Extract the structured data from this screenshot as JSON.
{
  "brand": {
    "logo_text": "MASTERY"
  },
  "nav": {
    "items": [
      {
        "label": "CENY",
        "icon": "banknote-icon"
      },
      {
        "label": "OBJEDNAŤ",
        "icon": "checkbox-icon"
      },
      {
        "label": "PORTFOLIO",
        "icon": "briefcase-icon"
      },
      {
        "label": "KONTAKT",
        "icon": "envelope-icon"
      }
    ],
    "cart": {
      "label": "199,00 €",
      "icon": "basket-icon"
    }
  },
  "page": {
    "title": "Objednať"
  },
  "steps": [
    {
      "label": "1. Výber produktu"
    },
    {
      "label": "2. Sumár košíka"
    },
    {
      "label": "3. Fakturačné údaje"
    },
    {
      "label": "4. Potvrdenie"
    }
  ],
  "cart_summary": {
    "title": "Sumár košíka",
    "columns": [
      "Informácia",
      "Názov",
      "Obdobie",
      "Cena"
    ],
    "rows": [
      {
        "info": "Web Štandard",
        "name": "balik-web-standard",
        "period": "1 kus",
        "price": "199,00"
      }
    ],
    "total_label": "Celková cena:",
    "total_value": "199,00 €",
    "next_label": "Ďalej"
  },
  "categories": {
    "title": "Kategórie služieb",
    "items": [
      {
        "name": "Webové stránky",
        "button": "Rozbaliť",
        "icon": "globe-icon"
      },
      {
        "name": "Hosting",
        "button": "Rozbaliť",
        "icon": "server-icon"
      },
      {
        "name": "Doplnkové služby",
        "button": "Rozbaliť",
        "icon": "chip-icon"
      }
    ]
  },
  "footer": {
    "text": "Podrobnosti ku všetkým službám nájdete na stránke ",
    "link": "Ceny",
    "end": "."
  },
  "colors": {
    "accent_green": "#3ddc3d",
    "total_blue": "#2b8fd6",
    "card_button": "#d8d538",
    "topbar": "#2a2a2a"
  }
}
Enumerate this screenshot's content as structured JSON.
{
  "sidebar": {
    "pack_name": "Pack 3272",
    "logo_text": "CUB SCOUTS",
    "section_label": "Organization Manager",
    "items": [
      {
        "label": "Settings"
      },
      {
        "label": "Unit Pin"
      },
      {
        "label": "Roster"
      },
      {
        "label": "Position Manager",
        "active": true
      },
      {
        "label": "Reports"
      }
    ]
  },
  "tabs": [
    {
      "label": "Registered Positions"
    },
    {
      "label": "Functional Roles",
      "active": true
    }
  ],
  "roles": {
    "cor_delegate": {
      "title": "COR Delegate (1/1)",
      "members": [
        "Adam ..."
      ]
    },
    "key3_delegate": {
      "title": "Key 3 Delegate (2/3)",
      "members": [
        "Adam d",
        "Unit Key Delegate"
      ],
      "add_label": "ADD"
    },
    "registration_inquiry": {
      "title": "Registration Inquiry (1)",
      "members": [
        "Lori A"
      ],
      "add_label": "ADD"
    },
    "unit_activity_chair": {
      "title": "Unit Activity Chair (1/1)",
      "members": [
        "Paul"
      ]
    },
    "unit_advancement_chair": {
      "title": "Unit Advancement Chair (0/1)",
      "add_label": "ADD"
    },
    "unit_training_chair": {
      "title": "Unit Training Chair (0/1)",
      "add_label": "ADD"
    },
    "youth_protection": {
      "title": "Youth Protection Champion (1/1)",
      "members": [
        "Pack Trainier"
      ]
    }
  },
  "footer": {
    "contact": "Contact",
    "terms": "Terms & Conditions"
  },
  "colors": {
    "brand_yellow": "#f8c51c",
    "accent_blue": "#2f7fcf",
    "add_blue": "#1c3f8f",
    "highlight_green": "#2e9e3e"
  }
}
====
*THE PROBLEM*: Print out all the entries precisely as written.

*THE REPLY*:
Extract the structured data from this screenshot as JSON.
{
  "brand": {
    "logo_text": "MASTERY"
  },
  "nav": {
    "items": [
      {
        "label": "CENY",
        "icon": "banknote-icon"
      },
      {
        "label": "OBJEDNAŤ",
        "icon": "checkbox-icon"
      },
      {
        "label": "PORTFOLIO",
        "icon": "briefcase-icon"
      },
      {
        "label": "KONTAKT",
        "icon": "envelope-icon"
      }
    ],
    "cart": {
      "label": "199,00 €",
      "icon": "basket-icon"
    }
  },
  "page": {
    "title": "Objednať"
  },
  "steps": [
    {
      "label": "1. Výber produktu"
    },
    {
      "label": "2. Sumár košíka"
    },
    {
      "label": "3. Fakturačné údaje"
    },
    {
      "label": "4. Potvrdenie"
    }
  ],
  "cart_summary": {
    "title": "Sumár košíka",
    "columns": [
      "Informácia",
      "Názov",
      "Obdobie",
      "Cena"
    ],
    "rows": [
      {
        "info": "Web Štandard",
        "name": "balik-web-standard",
        "period": "1 kus",
        "price": "199,00"
      }
    ],
    "total_label": "Celková cena:",
    "total_value": "199,00 €",
    "next_label": "Ďalej"
  },
  "categories": {
    "title": "Kategórie služieb",
    "items": [
      {
        "name": "Webové stránky",
        "button": "Rozbaliť",
        "icon": "globe-icon"
      },
      {
        "name": "Hosting",
        "button": "Rozbaliť",
        "icon": "server-icon"
      },
      {
        "name": "Doplnkové služby",
        "button": "Rozbaliť",
        "icon": "chip-icon"
      }
    ]
  },
  "footer": {
    "text": "Podrobnosti ku všetkým službám nájdete na stránke ",
    "link": "Ceny",
    "end": "."
  },
  "colors": {
    "accent_green": "#3ddc3d",
    "total_blue": "#2b8fd6",
    "card_button": "#d8d538",
    "topbar": "#2a2a2a"
  }
}
Enumerate this screenshot's content as structured JSON.
{
  "sidebar": {
    "pack_name": "Pack 3272",
    "logo_text": "CUB SCOUTS",
    "section_label": "Organization Manager",
    "items": [
      {
        "label": "Settings"
      },
      {
        "label": "Unit Pin"
      },
      {
        "label": "Roster"
      },
      {
        "label": "Position Manager",
        "active": true
      },
      {
        "label": "Reports"
      }
    ]
  },
  "tabs": [
    {
      "label": "Registered Positions"
    },
    {
      "label": "Functional Roles",
      "active": true
    }
  ],
  "roles": {
    "cor_delegate": {
      "title": "COR Delegate (1/1)",
      "members": [
        "Adam ..."
      ]
    },
    "key3_delegate": {
      "title": "Key 3 Delegate (2/3)",
      "members": [
        "Adam d",
        "Unit Key Delegate"
      ],
      "add_label": "ADD"
    },
    "registration_inquiry": {
      "title": "Registration Inquiry (1)",
      "members": [
        "Lori A"
      ],
      "add_label": "ADD"
    },
    "unit_activity_chair": {
      "title": "Unit Activity Chair (1/1)",
      "members": [
        "Paul"
      ]
    },
    "unit_advancement_chair": {
      "title": "Unit Advancement Chair (0/1)",
      "add_label": "ADD"
    },
    "unit_training_chair": {
      "title": "Unit Training Chair (0/1)",
      "add_label": "ADD"
    },
    "youth_protection": {
      "title": "Youth Protection Champion (1/1)",
      "members": [
        "Pack Trainier"
      ]
    }
  },
  "footer": {
    "contact": "Contact",
    "terms": "Terms & Conditions"
  },
  "colors": {
    "brand_yellow": "#f8c51c",
    "accent_blue": "#2f7fcf",
    "add_blue": "#1c3f8f",
    "highlight_green": "#2e9e3e"
  }
}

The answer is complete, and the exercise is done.